— Begin Excerpted data —
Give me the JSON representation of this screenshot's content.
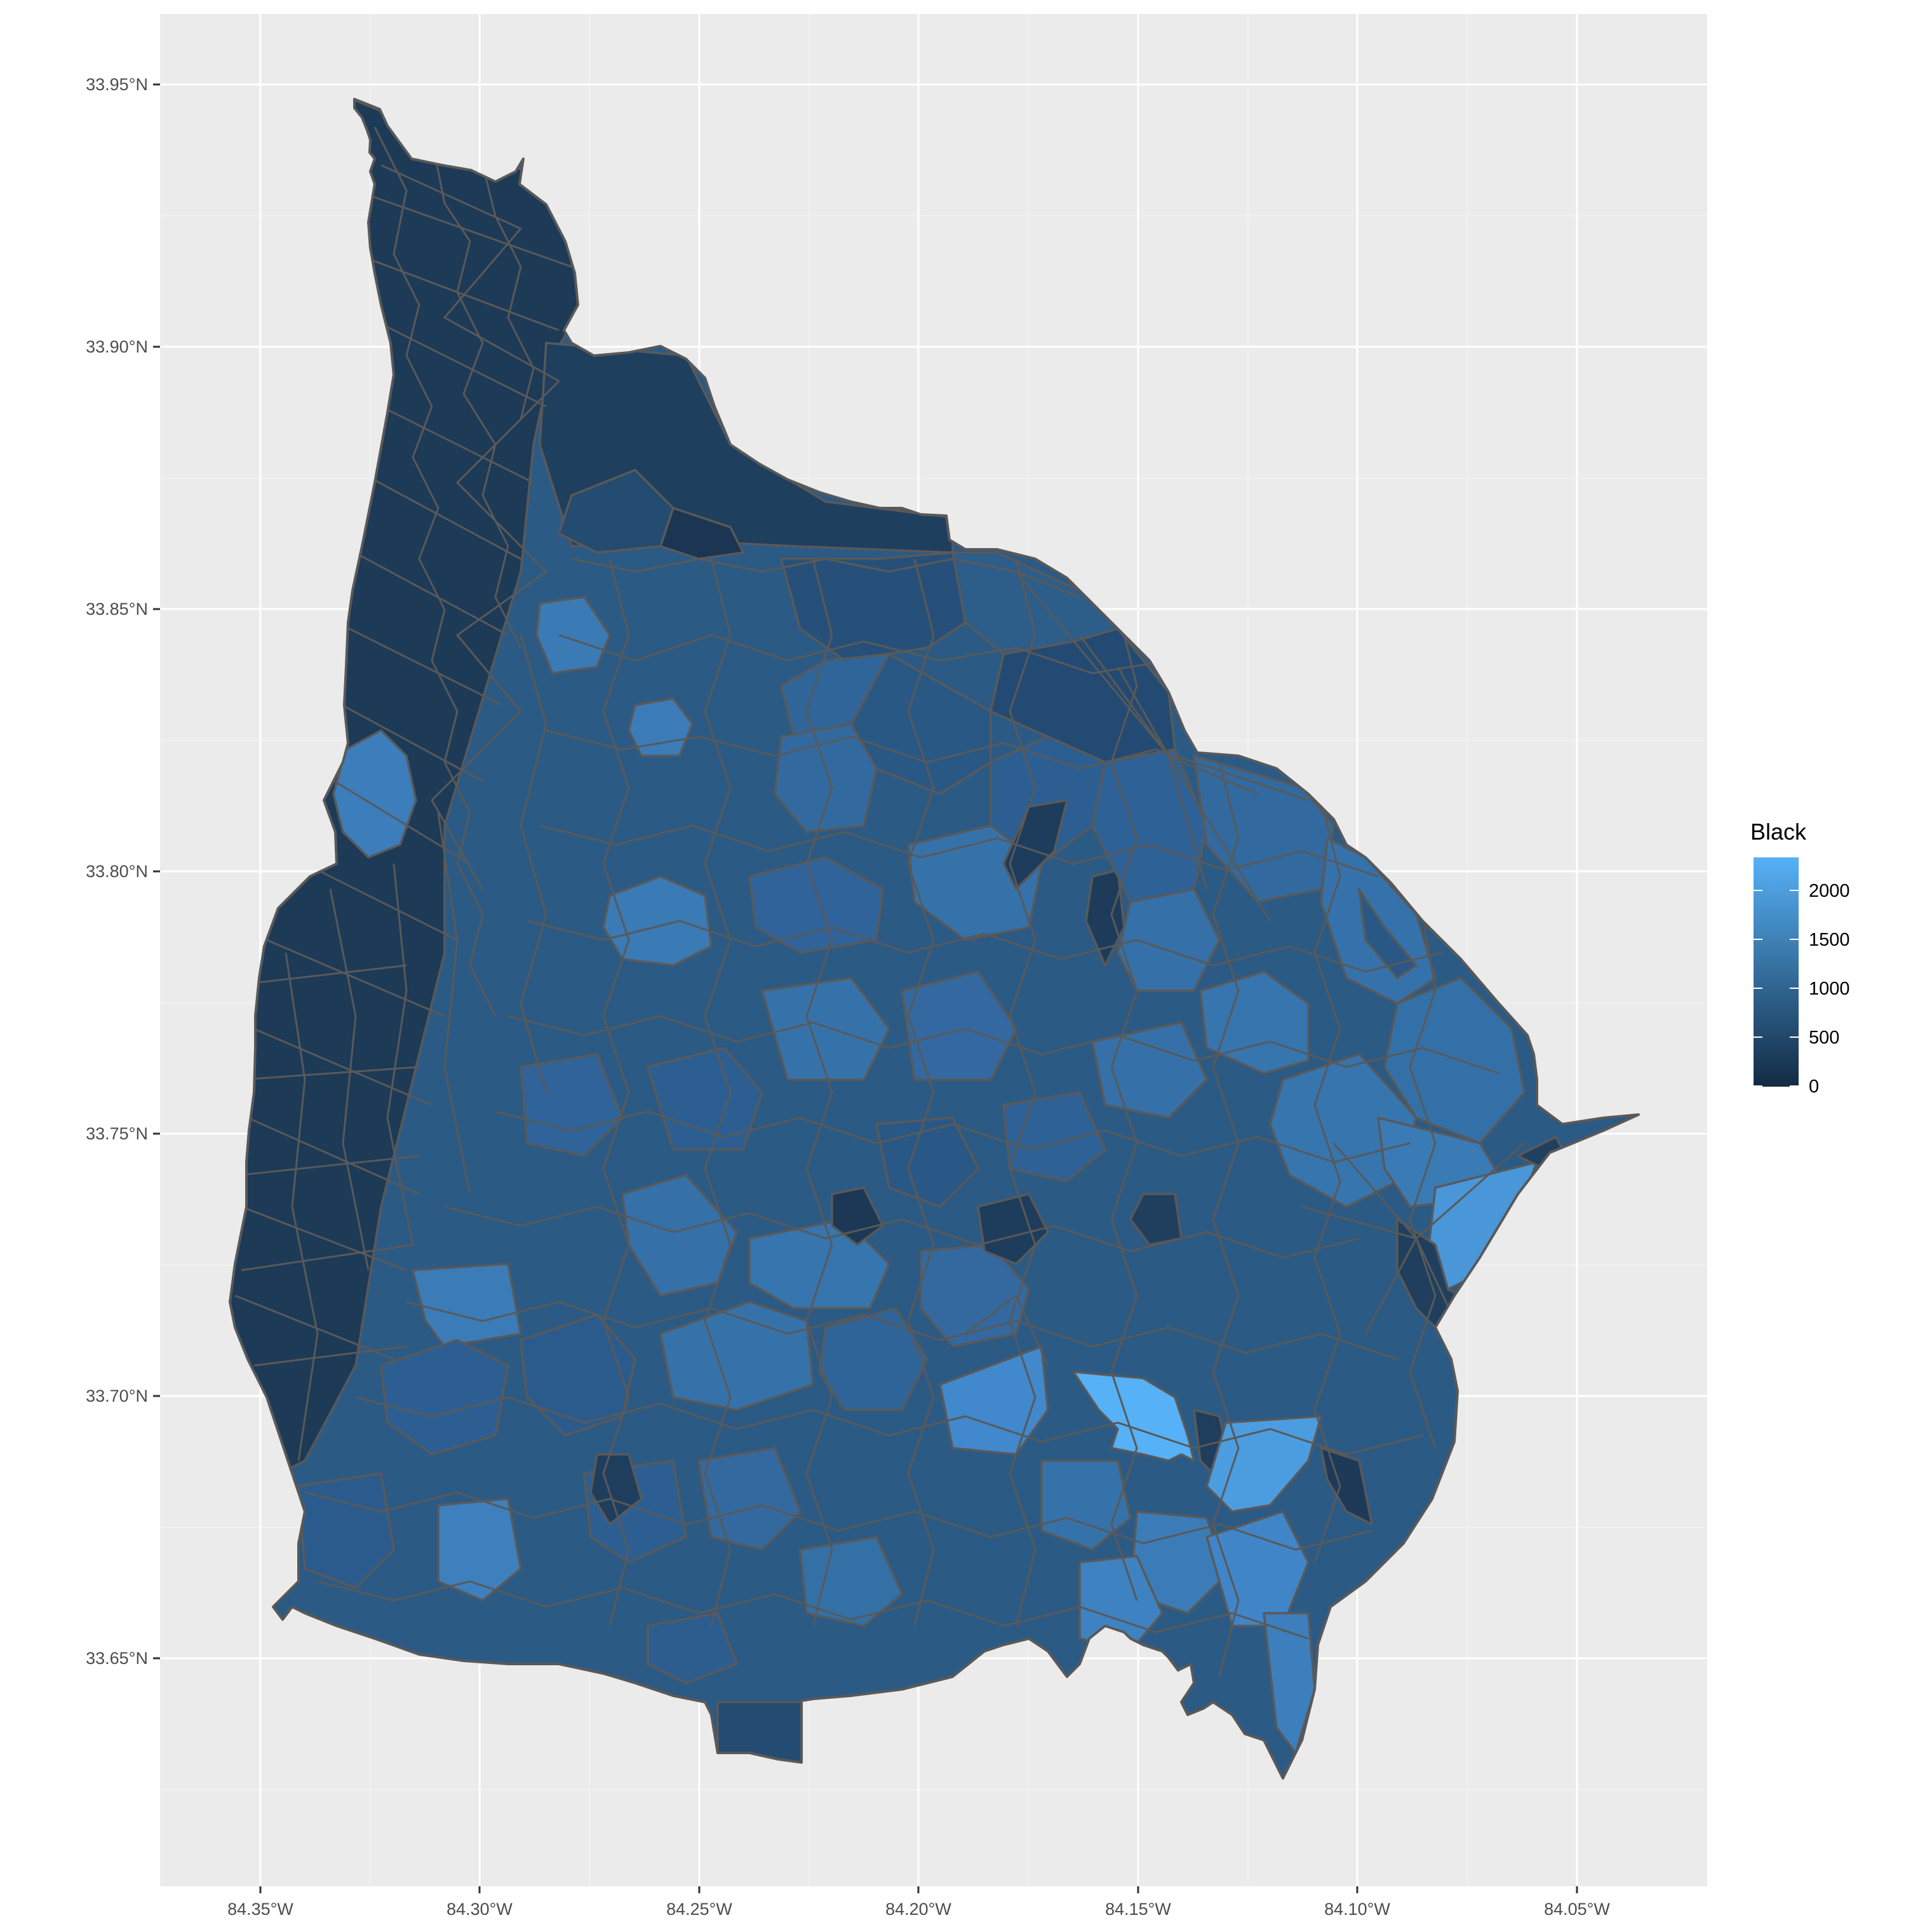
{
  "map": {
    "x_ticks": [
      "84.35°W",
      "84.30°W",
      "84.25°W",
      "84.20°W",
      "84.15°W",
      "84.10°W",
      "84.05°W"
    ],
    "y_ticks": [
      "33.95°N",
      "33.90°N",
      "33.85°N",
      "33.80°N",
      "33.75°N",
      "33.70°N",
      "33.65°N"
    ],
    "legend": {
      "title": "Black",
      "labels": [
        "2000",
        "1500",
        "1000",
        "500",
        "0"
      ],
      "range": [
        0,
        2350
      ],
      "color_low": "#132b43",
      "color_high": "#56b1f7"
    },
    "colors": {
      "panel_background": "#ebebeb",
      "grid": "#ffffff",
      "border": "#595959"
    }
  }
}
— End Excerpted data —
§ **Task to carry out**
Restate the records word for word, omitting images.

§ **Output of the exercise**
Give me the JSON representation of this screenshot's content.
{
  "map": {
    "x_ticks": [
      "84.35°W",
      "84.30°W",
      "84.25°W",
      "84.20°W",
      "84.15°W",
      "84.10°W",
      "84.05°W"
    ],
    "y_ticks": [
      "33.95°N",
      "33.90°N",
      "33.85°N",
      "33.80°N",
      "33.75°N",
      "33.70°N",
      "33.65°N"
    ],
    "legend": {
      "title": "Black",
      "labels": [
        "2000",
        "1500",
        "1000",
        "500",
        "0"
      ],
      "range": [
        0,
        2350
      ],
      "color_low": "#132b43",
      "color_high": "#56b1f7"
    },
    "colors": {
      "panel_background": "#ebebeb",
      "grid": "#ffffff",
      "border": "#595959"
    }
  }
}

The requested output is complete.